[Data records]

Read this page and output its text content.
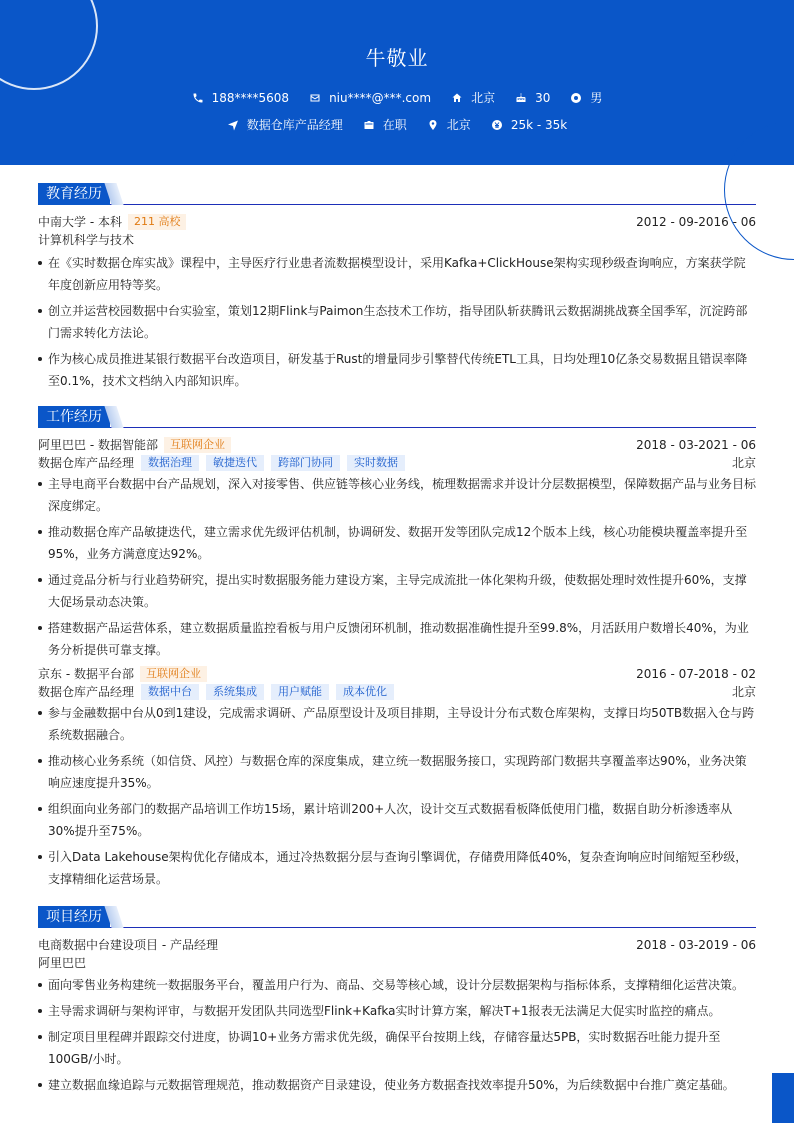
牛敬业
188****5608	niu****@***.com	北京	30	男
数据仓库产品经理	在职	北京	25k - 35k
教育经历
中南大学 - 本科	211 高校	2012 - 09-2016 - 06
计算机科学与技术
在《实时数据仓库实战》课程中，主导医疗行业患者流数据模型设计，采用Kafka+ClickHouse架构实现秒级查询响应，方案获学院年度创新应用特等奖。
创立并运营校园数据中台实验室，策划12期Flink与Paimon生态技术工作坊，指导团队斩获腾讯云数据湖挑战赛全国季军，沉淀跨部门需求转化方法论。
作为核心成员推进某银行数据平台改造项目，研发基于Rust的增量同步引擎替代传统ETL工具，日均处理10亿条交易数据且错误率降至0.1%，技术文档纳入内部知识库。
工作经历
阿里巴巴 - 数据智能部	互联网企业	2018 - 03-2021 - 06
数据仓库产品经理	数据治理	敏捷迭代	跨部门协同	实时数据	北京
主导电商平台数据中台产品规划，深入对接零售、供应链等核心业务线，梳理数据需求并设计分层数据模型，保障数据产品与业务目标深度绑定。
推动数据仓库产品敏捷迭代，建立需求优先级评估机制，协调研发、数据开发等团队完成12个版本上线，核心功能模块覆盖率提升至95%，业务方满意度达92%。
通过竞品分析与行业趋势研究，提出实时数据服务能力建设方案，主导完成流批一体化架构升级，使数据处理时效性提升60%，支撑大促场景动态决策。
搭建数据产品运营体系，建立数据质量监控看板与用户反馈闭环机制，推动数据准确性提升至99.8%，月活跃用户数增长40%，为业务分析提供可靠支撑。
京东 - 数据平台部	互联网企业	2016 - 07-2018 - 02
数据仓库产品经理	数据中台	系统集成	用户赋能	成本优化	北京
参与金融数据中台从0到1建设，完成需求调研、产品原型设计及项目排期，主导设计分布式数仓库架构，支撑日均50TB数据入仓与跨系统数据融合。
推动核心业务系统（如信贷、风控）与数据仓库的深度集成，建立统一数据服务接口，实现跨部门数据共享覆盖率达90%，业务决策响应速度提升35%。
组织面向业务部门的数据产品培训工作坊15场，累计培训200+人次，设计交互式数据看板降低使用门槛，数据自助分析渗透率从30%提升至75%。
引入Data Lakehouse架构优化存储成本，通过冷热数据分层与查询引擎调优，存储费用降低40%，复杂查询响应时间缩短至秒级，支撑精细化运营场景。
项目经历
电商数据中台建设项目 - 产品经理	2018 - 03-2019 - 06
阿里巴巴
面向零售业务构建统一数据服务平台，覆盖用户行为、商品、交易等核心域，设计分层数据架构与指标体系，支撑精细化运营决策。
主导需求调研与架构评审，与数据开发团队共同选型Flink+Kafka实时计算方案，解决T+1报表无法满足大促实时监控的痛点。
制定项目里程碑并跟踪交付进度，协调10+业务方需求优先级，确保平台按期上线，存储容量达5PB，实时数据吞吐能力提升至100GB/小时。
建立数据血缘追踪与元数据管理规范，推动数据资产目录建设，使业务方数据查找效率提升50%，为后续数据中台推广奠定基础。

## AIM OF THE EXERCISE
For this exercise, gather every line of the data that contains the word "互联网企业".

## THE OUTPUT
阿里巴巴 - 数据智能部	互联网企业	2018 - 03-2021 - 06
京东 - 数据平台部	互联网企业	2016 - 07-2018 - 02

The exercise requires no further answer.